▸ **Directions for this task**:
Reproduce each line of the material exactly, minus any picture.

▸ **Material supplied**:
[start]

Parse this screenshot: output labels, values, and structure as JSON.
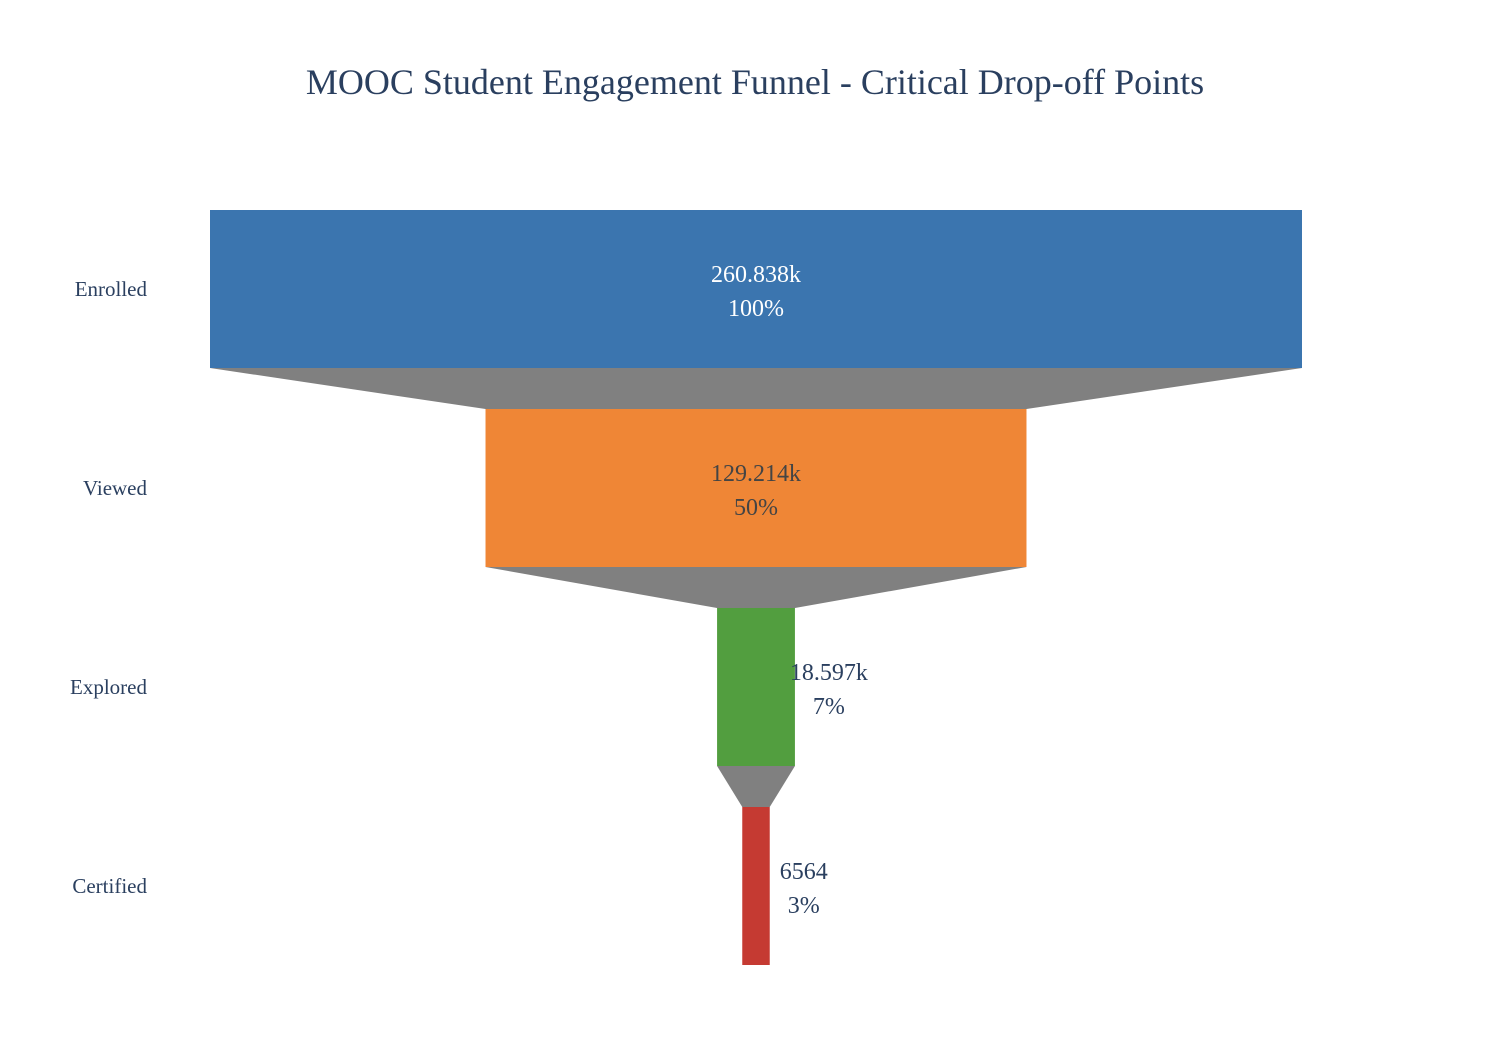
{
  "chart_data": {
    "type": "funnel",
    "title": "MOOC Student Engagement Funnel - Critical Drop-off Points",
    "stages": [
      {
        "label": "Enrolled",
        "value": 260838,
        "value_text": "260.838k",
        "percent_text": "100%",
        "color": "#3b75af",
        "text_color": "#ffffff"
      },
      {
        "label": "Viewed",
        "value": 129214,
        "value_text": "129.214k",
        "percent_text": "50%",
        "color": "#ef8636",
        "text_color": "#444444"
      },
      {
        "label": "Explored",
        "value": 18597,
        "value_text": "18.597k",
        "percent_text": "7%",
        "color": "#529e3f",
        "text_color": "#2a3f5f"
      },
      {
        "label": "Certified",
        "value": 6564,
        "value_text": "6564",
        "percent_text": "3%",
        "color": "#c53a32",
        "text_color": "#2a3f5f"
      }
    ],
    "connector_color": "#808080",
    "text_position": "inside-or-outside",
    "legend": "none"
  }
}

[end]

▸ **Result below**:
Parse this screenshot: output labels, values, and structure as JSON.
{
  "chart_data": {
    "type": "funnel",
    "title": "MOOC Student Engagement Funnel - Critical Drop-off Points",
    "stages": [
      {
        "label": "Enrolled",
        "value": 260838,
        "value_text": "260.838k",
        "percent_text": "100%",
        "color": "#3b75af",
        "text_color": "#ffffff"
      },
      {
        "label": "Viewed",
        "value": 129214,
        "value_text": "129.214k",
        "percent_text": "50%",
        "color": "#ef8636",
        "text_color": "#444444"
      },
      {
        "label": "Explored",
        "value": 18597,
        "value_text": "18.597k",
        "percent_text": "7%",
        "color": "#529e3f",
        "text_color": "#2a3f5f"
      },
      {
        "label": "Certified",
        "value": 6564,
        "value_text": "6564",
        "percent_text": "3%",
        "color": "#c53a32",
        "text_color": "#2a3f5f"
      }
    ],
    "connector_color": "#808080",
    "text_position": "inside-or-outside",
    "legend": "none"
  }
}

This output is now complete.